Figure data in JSON:
----------
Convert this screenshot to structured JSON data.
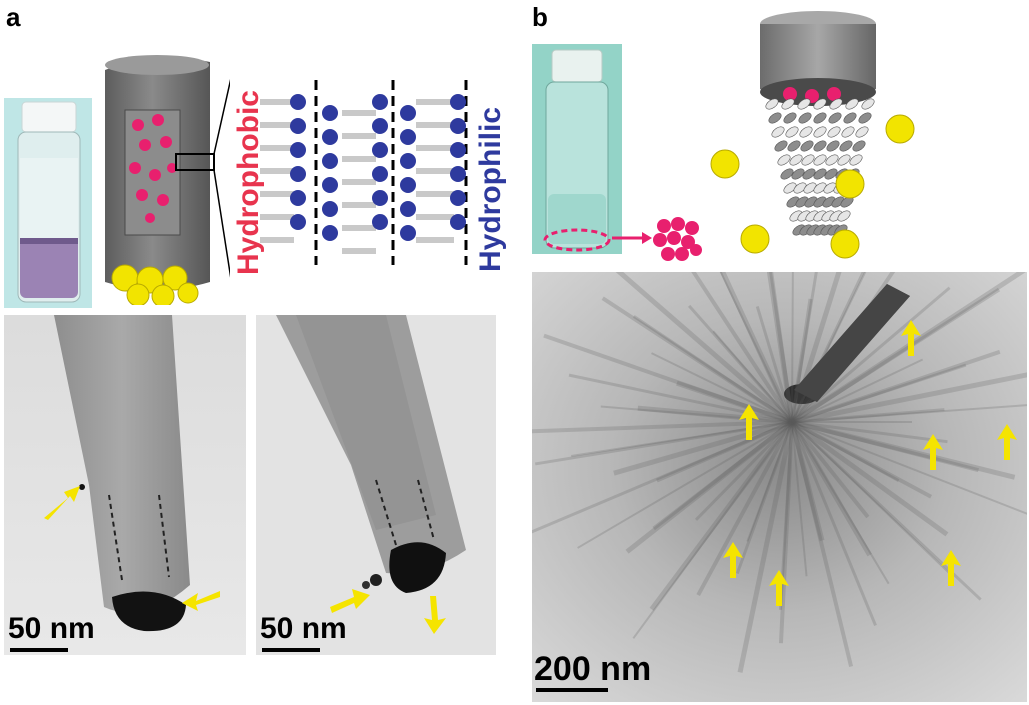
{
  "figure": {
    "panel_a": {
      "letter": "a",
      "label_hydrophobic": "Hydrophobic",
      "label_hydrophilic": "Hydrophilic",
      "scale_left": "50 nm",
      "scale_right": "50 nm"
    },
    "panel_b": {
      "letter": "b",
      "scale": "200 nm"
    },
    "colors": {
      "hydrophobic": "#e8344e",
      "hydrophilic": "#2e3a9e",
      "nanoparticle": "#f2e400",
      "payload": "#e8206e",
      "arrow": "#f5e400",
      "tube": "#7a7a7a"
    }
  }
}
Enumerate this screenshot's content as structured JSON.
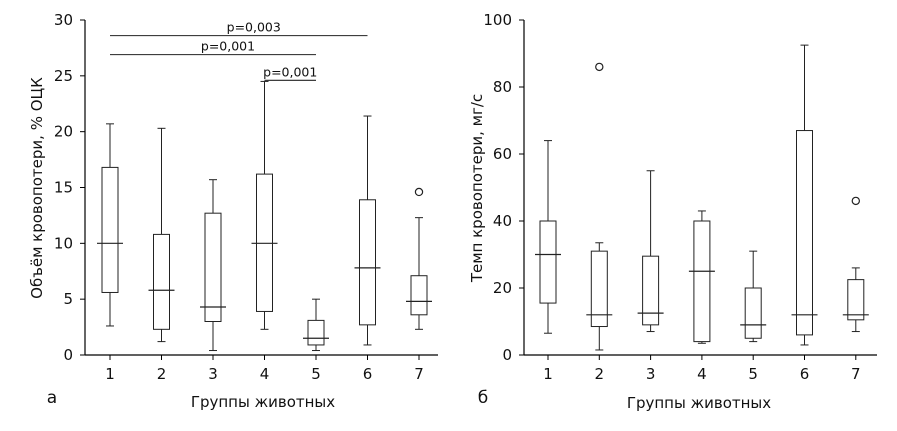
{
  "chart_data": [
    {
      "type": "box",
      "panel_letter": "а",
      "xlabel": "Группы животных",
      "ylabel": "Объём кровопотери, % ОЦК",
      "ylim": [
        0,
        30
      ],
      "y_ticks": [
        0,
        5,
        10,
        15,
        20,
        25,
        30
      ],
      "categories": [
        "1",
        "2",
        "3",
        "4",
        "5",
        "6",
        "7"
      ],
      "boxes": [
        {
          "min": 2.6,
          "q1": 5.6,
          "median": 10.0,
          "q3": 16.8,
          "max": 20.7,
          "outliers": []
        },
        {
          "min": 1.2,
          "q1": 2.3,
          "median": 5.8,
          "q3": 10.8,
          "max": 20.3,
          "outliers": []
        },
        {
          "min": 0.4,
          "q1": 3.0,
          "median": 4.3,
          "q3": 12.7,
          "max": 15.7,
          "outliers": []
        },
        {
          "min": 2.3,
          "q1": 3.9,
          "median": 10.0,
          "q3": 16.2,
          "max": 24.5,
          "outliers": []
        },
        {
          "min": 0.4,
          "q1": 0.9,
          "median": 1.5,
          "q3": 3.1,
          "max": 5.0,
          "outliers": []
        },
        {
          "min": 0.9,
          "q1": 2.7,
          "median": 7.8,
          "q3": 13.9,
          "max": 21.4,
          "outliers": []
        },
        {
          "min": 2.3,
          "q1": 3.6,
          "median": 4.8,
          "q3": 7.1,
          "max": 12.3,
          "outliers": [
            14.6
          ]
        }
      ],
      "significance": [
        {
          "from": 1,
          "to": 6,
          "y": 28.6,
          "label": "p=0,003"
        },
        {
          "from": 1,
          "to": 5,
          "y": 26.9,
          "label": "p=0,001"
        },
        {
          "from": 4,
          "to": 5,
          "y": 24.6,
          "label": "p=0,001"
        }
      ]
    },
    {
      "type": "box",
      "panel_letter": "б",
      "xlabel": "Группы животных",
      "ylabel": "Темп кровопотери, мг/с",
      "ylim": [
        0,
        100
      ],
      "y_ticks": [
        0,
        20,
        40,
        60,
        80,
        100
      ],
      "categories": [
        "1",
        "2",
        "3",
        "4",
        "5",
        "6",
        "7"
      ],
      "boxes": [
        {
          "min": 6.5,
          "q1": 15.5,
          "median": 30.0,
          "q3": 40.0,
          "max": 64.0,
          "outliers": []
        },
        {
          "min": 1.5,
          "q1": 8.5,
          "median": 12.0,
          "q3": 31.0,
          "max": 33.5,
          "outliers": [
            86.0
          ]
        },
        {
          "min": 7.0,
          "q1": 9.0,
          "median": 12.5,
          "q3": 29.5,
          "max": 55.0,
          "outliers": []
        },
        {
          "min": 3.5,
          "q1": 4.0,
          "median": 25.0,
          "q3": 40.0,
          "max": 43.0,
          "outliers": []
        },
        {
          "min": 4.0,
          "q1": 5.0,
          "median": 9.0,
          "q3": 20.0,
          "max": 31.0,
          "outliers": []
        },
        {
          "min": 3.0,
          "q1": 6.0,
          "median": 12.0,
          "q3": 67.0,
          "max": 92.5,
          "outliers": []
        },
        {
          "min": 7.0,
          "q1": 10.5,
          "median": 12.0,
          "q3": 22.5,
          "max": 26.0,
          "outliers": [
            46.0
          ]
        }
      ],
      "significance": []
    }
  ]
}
----------
Drop the pictures and reproduce the rest of the entries above exactly.

Convert this screenshot to structured JSON data.
{
  "figure": {
    "panel_a": {
      "letter": "a",
      "label_hydrophobic": "Hydrophobic",
      "label_hydrophilic": "Hydrophilic",
      "scale_left": "50 nm",
      "scale_right": "50 nm"
    },
    "panel_b": {
      "letter": "b",
      "scale": "200 nm"
    },
    "colors": {
      "hydrophobic": "#e8344e",
      "hydrophilic": "#2e3a9e",
      "nanoparticle": "#f2e400",
      "payload": "#e8206e",
      "arrow": "#f5e400",
      "tube": "#7a7a7a"
    }
  }
}
Enumerate this screenshot's content as structured JSON.
{
  "chart_data": [
    {
      "type": "box",
      "panel_letter": "а",
      "xlabel": "Группы животных",
      "ylabel": "Объём кровопотери, % ОЦК",
      "ylim": [
        0,
        30
      ],
      "y_ticks": [
        0,
        5,
        10,
        15,
        20,
        25,
        30
      ],
      "categories": [
        "1",
        "2",
        "3",
        "4",
        "5",
        "6",
        "7"
      ],
      "boxes": [
        {
          "min": 2.6,
          "q1": 5.6,
          "median": 10.0,
          "q3": 16.8,
          "max": 20.7,
          "outliers": []
        },
        {
          "min": 1.2,
          "q1": 2.3,
          "median": 5.8,
          "q3": 10.8,
          "max": 20.3,
          "outliers": []
        },
        {
          "min": 0.4,
          "q1": 3.0,
          "median": 4.3,
          "q3": 12.7,
          "max": 15.7,
          "outliers": []
        },
        {
          "min": 2.3,
          "q1": 3.9,
          "median": 10.0,
          "q3": 16.2,
          "max": 24.5,
          "outliers": []
        },
        {
          "min": 0.4,
          "q1": 0.9,
          "median": 1.5,
          "q3": 3.1,
          "max": 5.0,
          "outliers": []
        },
        {
          "min": 0.9,
          "q1": 2.7,
          "median": 7.8,
          "q3": 13.9,
          "max": 21.4,
          "outliers": []
        },
        {
          "min": 2.3,
          "q1": 3.6,
          "median": 4.8,
          "q3": 7.1,
          "max": 12.3,
          "outliers": [
            14.6
          ]
        }
      ],
      "significance": [
        {
          "from": 1,
          "to": 6,
          "y": 28.6,
          "label": "p=0,003"
        },
        {
          "from": 1,
          "to": 5,
          "y": 26.9,
          "label": "p=0,001"
        },
        {
          "from": 4,
          "to": 5,
          "y": 24.6,
          "label": "p=0,001"
        }
      ]
    },
    {
      "type": "box",
      "panel_letter": "б",
      "xlabel": "Группы животных",
      "ylabel": "Темп кровопотери, мг/с",
      "ylim": [
        0,
        100
      ],
      "y_ticks": [
        0,
        20,
        40,
        60,
        80,
        100
      ],
      "categories": [
        "1",
        "2",
        "3",
        "4",
        "5",
        "6",
        "7"
      ],
      "boxes": [
        {
          "min": 6.5,
          "q1": 15.5,
          "median": 30.0,
          "q3": 40.0,
          "max": 64.0,
          "outliers": []
        },
        {
          "min": 1.5,
          "q1": 8.5,
          "median": 12.0,
          "q3": 31.0,
          "max": 33.5,
          "outliers": [
            86.0
          ]
        },
        {
          "min": 7.0,
          "q1": 9.0,
          "median": 12.5,
          "q3": 29.5,
          "max": 55.0,
          "outliers": []
        },
        {
          "min": 3.5,
          "q1": 4.0,
          "median": 25.0,
          "q3": 40.0,
          "max": 43.0,
          "outliers": []
        },
        {
          "min": 4.0,
          "q1": 5.0,
          "median": 9.0,
          "q3": 20.0,
          "max": 31.0,
          "outliers": []
        },
        {
          "min": 3.0,
          "q1": 6.0,
          "median": 12.0,
          "q3": 67.0,
          "max": 92.5,
          "outliers": []
        },
        {
          "min": 7.0,
          "q1": 10.5,
          "median": 12.0,
          "q3": 22.5,
          "max": 26.0,
          "outliers": [
            46.0
          ]
        }
      ],
      "significance": []
    }
  ]
}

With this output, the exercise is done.